**WORK TO COMPLETE**
Copy out all the lines where "Season" shows up.

---- GIVEN RECORDS

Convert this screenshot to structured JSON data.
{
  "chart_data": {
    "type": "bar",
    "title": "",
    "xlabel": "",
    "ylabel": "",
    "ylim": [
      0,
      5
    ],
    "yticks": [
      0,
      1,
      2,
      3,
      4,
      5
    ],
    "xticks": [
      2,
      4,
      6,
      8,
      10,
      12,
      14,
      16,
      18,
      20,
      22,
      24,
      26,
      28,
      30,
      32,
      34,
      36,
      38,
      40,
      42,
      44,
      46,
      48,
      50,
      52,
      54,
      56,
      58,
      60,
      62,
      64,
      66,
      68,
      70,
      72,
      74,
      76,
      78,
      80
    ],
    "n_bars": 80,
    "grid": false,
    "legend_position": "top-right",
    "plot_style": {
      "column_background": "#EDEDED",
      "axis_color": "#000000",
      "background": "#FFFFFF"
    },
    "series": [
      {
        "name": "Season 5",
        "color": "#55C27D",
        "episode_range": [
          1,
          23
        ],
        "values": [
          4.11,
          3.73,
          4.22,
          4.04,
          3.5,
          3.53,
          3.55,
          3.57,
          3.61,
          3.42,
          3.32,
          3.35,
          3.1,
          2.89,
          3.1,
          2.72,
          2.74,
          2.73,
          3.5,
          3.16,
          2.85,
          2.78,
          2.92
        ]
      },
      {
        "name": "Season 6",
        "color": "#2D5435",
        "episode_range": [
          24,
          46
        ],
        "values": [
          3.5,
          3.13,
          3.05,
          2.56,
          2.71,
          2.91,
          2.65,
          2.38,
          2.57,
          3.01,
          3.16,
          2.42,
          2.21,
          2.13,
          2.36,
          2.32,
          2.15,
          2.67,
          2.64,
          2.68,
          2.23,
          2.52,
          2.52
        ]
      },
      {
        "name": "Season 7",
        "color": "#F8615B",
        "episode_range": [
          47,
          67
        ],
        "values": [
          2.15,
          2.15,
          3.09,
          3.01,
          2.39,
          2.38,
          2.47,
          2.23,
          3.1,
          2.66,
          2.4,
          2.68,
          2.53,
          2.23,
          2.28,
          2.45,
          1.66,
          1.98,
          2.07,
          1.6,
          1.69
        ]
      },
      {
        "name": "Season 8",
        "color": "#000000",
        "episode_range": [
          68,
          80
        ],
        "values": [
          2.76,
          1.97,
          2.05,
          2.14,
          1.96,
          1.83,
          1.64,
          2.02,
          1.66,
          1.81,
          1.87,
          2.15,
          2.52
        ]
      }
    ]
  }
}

--------

**ANSWER**
        "name": "Season 5",
        "name": "Season 6",
        "name": "Season 7",
        "name": "Season 8",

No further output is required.